Lines of data:
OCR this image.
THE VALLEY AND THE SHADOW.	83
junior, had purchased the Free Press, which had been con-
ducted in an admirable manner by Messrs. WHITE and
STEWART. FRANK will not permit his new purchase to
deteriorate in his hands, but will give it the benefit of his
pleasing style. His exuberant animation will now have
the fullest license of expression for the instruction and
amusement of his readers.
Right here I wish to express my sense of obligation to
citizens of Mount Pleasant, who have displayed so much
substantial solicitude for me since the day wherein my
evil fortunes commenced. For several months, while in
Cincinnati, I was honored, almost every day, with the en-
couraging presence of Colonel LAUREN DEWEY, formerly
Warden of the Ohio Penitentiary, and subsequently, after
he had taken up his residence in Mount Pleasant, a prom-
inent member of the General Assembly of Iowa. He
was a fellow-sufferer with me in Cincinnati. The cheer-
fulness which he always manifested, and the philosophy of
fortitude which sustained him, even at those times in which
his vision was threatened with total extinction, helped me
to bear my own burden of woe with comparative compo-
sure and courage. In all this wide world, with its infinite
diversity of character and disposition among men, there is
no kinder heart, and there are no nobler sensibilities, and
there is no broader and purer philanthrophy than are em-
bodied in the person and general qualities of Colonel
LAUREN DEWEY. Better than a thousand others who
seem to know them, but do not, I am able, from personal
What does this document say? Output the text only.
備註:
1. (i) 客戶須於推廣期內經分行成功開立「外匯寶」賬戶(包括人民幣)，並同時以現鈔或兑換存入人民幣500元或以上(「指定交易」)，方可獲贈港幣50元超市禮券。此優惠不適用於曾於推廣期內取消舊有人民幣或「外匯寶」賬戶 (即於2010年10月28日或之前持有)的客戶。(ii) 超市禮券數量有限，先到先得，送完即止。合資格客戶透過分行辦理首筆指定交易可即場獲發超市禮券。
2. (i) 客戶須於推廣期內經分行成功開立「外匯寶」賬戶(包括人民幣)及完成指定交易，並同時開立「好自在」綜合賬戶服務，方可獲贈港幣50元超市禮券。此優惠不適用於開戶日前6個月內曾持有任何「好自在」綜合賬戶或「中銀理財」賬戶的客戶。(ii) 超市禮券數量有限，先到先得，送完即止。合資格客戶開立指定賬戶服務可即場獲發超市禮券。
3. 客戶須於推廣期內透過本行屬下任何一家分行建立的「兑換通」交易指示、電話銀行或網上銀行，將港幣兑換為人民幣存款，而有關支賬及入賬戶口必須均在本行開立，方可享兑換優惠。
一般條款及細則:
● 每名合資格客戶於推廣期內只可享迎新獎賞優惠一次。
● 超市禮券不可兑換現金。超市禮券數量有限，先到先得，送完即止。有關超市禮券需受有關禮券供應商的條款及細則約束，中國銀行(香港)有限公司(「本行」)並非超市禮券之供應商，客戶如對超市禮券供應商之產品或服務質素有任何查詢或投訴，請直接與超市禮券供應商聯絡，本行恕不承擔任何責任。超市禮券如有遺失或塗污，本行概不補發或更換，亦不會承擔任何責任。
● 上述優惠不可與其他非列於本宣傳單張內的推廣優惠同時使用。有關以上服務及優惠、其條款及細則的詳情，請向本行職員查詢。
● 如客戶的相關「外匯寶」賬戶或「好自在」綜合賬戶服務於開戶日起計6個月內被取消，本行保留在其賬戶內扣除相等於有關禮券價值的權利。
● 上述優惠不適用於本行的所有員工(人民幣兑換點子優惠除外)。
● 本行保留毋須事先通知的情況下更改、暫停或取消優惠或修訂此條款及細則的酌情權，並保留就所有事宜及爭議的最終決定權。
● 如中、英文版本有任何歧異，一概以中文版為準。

Directions => Give all the records again. Match them exactly.

Solution to the exercise =>
OCR this image.
THE VALLEY AND THE SHADOW.	83
junior, had purchased the Free Press, which had been con-
ducted in an admirable manner by Messrs. WHITE and
STEWART. FRANK will not permit his new purchase to
deteriorate in his hands, but will give it the benefit of his
pleasing style. His exuberant animation will now have
the fullest license of expression for the instruction and
amusement of his readers.
Right here I wish to express my sense of obligation to
citizens of Mount Pleasant, who have displayed so much
substantial solicitude for me since the day wherein my
evil fortunes commenced. For several months, while in
Cincinnati, I was honored, almost every day, with the en-
couraging presence of Colonel LAUREN DEWEY, formerly
Warden of the Ohio Penitentiary, and subsequently, after
he had taken up his residence in Mount Pleasant, a prom-
inent member of the General Assembly of Iowa. He
was a fellow-sufferer with me in Cincinnati. The cheer-
fulness which he always manifested, and the philosophy of
fortitude which sustained him, even at those times in which
his vision was threatened with total extinction, helped me
to bear my own burden of woe with comparative compo-
sure and courage. In all this wide world, with its infinite
diversity of character and disposition among men, there is
no kinder heart, and there are no nobler sensibilities, and
there is no broader and purer philanthrophy than are em-
bodied in the person and general qualities of Colonel
LAUREN DEWEY. Better than a thousand others who
seem to know them, but do not, I am able, from personal
What does this document say? Output the text only.
備註:
1. (i) 客戶須於推廣期內經分行成功開立「外匯寶」賬戶(包括人民幣)，並同時以現鈔或兑換存入人民幣500元或以上(「指定交易」)，方可獲贈港幣50元超市禮券。此優惠不適用於曾於推廣期內取消舊有人民幣或「外匯寶」賬戶 (即於2010年10月28日或之前持有)的客戶。(ii) 超市禮券數量有限，先到先得，送完即止。合資格客戶透過分行辦理首筆指定交易可即場獲發超市禮券。
2. (i) 客戶須於推廣期內經分行成功開立「外匯寶」賬戶(包括人民幣)及完成指定交易，並同時開立「好自在」綜合賬戶服務，方可獲贈港幣50元超市禮券。此優惠不適用於開戶日前6個月內曾持有任何「好自在」綜合賬戶或「中銀理財」賬戶的客戶。(ii) 超市禮券數量有限，先到先得，送完即止。合資格客戶開立指定賬戶服務可即場獲發超市禮券。
3. 客戶須於推廣期內透過本行屬下任何一家分行建立的「兑換通」交易指示、電話銀行或網上銀行，將港幣兑換為人民幣存款，而有關支賬及入賬戶口必須均在本行開立，方可享兑換優惠。
一般條款及細則:
● 每名合資格客戶於推廣期內只可享迎新獎賞優惠一次。
● 超市禮券不可兑換現金。超市禮券數量有限，先到先得，送完即止。有關超市禮券需受有關禮券供應商的條款及細則約束，中國銀行(香港)有限公司(「本行」)並非超市禮券之供應商，客戶如對超市禮券供應商之產品或服務質素有任何查詢或投訴，請直接與超市禮券供應商聯絡，本行恕不承擔任何責任。超市禮券如有遺失或塗污，本行概不補發或更換，亦不會承擔任何責任。
● 上述優惠不可與其他非列於本宣傳單張內的推廣優惠同時使用。有關以上服務及優惠、其條款及細則的詳情，請向本行職員查詢。
● 如客戶的相關「外匯寶」賬戶或「好自在」綜合賬戶服務於開戶日起計6個月內被取消，本行保留在其賬戶內扣除相等於有關禮券價值的權利。
● 上述優惠不適用於本行的所有員工(人民幣兑換點子優惠除外)。
● 本行保留毋須事先通知的情況下更改、暫停或取消優惠或修訂此條款及細則的酌情權，並保留就所有事宜及爭議的最終決定權。
● 如中、英文版本有任何歧異，一概以中文版為準。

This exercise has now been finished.